Determine which lines contain the word "فذكره", then copy those lines.

******

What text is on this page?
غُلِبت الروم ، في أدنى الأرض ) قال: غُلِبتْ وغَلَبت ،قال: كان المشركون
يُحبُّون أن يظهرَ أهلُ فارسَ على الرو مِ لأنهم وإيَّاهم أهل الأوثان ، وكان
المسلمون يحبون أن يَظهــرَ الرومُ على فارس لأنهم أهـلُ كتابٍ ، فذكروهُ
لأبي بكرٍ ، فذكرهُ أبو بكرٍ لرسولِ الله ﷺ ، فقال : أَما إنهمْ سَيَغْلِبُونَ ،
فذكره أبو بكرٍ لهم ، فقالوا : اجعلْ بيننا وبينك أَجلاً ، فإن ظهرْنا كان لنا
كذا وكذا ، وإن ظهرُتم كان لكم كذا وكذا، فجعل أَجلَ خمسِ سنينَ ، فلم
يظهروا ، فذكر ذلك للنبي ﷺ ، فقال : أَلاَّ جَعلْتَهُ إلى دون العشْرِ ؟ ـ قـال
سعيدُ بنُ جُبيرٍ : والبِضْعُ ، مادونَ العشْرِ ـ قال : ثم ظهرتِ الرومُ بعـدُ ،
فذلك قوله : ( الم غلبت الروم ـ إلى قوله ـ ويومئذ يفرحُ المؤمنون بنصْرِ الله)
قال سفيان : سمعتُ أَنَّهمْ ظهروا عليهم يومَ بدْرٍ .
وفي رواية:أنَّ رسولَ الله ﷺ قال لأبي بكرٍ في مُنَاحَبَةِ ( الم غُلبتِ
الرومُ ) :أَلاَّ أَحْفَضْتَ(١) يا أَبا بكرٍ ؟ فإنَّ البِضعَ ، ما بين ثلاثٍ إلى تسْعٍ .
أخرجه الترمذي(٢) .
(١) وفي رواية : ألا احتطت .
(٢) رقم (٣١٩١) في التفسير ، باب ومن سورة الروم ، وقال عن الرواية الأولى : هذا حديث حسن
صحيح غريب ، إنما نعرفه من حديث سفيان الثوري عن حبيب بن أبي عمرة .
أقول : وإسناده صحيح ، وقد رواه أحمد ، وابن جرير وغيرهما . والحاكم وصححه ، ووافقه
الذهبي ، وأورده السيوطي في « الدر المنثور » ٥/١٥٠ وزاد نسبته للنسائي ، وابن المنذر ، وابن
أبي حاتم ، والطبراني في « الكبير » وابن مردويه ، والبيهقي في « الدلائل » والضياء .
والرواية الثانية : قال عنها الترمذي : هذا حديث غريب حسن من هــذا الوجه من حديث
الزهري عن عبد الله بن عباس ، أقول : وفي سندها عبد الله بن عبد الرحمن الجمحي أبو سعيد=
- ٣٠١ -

******

◆ Written answer:
لأبي بكرٍ ، فذكرهُ أبو بكرٍ لرسولِ الله ﷺ ، فقال : أَما إنهمْ سَيَغْلِبُونَ ،
فذكره أبو بكرٍ لهم ، فقالوا : اجعلْ بيننا وبينك أَجلاً ، فإن ظهرْنا كان لنا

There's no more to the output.